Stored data
◆ ◆ ◆ ◆

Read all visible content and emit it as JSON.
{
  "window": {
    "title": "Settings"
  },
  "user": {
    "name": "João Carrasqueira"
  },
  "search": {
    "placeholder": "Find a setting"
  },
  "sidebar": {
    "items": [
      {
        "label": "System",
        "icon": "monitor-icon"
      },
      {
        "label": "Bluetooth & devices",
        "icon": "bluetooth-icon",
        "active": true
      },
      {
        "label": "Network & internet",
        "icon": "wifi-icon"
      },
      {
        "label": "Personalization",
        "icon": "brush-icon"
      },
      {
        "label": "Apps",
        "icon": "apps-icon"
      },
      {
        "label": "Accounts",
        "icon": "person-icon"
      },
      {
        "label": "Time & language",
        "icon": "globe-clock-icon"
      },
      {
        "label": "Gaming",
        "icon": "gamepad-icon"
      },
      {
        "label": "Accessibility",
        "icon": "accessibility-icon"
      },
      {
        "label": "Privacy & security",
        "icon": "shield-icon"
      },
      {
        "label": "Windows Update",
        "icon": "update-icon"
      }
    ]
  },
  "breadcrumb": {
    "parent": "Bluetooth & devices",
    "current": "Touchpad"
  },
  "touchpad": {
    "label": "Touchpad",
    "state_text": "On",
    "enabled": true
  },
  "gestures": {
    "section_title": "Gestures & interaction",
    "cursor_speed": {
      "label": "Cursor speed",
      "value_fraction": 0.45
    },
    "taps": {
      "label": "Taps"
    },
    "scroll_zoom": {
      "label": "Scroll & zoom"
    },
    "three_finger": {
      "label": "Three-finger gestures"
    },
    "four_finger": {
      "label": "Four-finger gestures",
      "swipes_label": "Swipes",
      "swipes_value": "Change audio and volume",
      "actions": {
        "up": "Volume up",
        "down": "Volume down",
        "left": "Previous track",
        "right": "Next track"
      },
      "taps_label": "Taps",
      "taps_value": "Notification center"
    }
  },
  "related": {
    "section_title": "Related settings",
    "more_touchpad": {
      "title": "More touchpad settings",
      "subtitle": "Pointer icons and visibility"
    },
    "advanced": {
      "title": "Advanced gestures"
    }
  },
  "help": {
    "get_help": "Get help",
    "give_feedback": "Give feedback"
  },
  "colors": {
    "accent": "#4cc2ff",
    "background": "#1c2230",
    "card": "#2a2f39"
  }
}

◆ ◆ ◆ ◆

THE TASK: Hand back the material above in full, exactly as written.

COMPLETE RESPONSE:
Read all visible content and emit it as JSON.
{
  "window": {
    "title": "Settings"
  },
  "user": {
    "name": "João Carrasqueira"
  },
  "search": {
    "placeholder": "Find a setting"
  },
  "sidebar": {
    "items": [
      {
        "label": "System",
        "icon": "monitor-icon"
      },
      {
        "label": "Bluetooth & devices",
        "icon": "bluetooth-icon",
        "active": true
      },
      {
        "label": "Network & internet",
        "icon": "wifi-icon"
      },
      {
        "label": "Personalization",
        "icon": "brush-icon"
      },
      {
        "label": "Apps",
        "icon": "apps-icon"
      },
      {
        "label": "Accounts",
        "icon": "person-icon"
      },
      {
        "label": "Time & language",
        "icon": "globe-clock-icon"
      },
      {
        "label": "Gaming",
        "icon": "gamepad-icon"
      },
      {
        "label": "Accessibility",
        "icon": "accessibility-icon"
      },
      {
        "label": "Privacy & security",
        "icon": "shield-icon"
      },
      {
        "label": "Windows Update",
        "icon": "update-icon"
      }
    ]
  },
  "breadcrumb": {
    "parent": "Bluetooth & devices",
    "current": "Touchpad"
  },
  "touchpad": {
    "label": "Touchpad",
    "state_text": "On",
    "enabled": true
  },
  "gestures": {
    "section_title": "Gestures & interaction",
    "cursor_speed": {
      "label": "Cursor speed",
      "value_fraction": 0.45
    },
    "taps": {
      "label": "Taps"
    },
    "scroll_zoom": {
      "label": "Scroll & zoom"
    },
    "three_finger": {
      "label": "Three-finger gestures"
    },
    "four_finger": {
      "label": "Four-finger gestures",
      "swipes_label": "Swipes",
      "swipes_value": "Change audio and volume",
      "actions": {
        "up": "Volume up",
        "down": "Volume down",
        "left": "Previous track",
        "right": "Next track"
      },
      "taps_label": "Taps",
      "taps_value": "Notification center"
    }
  },
  "related": {
    "section_title": "Related settings",
    "more_touchpad": {
      "title": "More touchpad settings",
      "subtitle": "Pointer icons and visibility"
    },
    "advanced": {
      "title": "Advanced gestures"
    }
  },
  "help": {
    "get_help": "Get help",
    "give_feedback": "Give feedback"
  },
  "colors": {
    "accent": "#4cc2ff",
    "background": "#1c2230",
    "card": "#2a2f39"
  }
}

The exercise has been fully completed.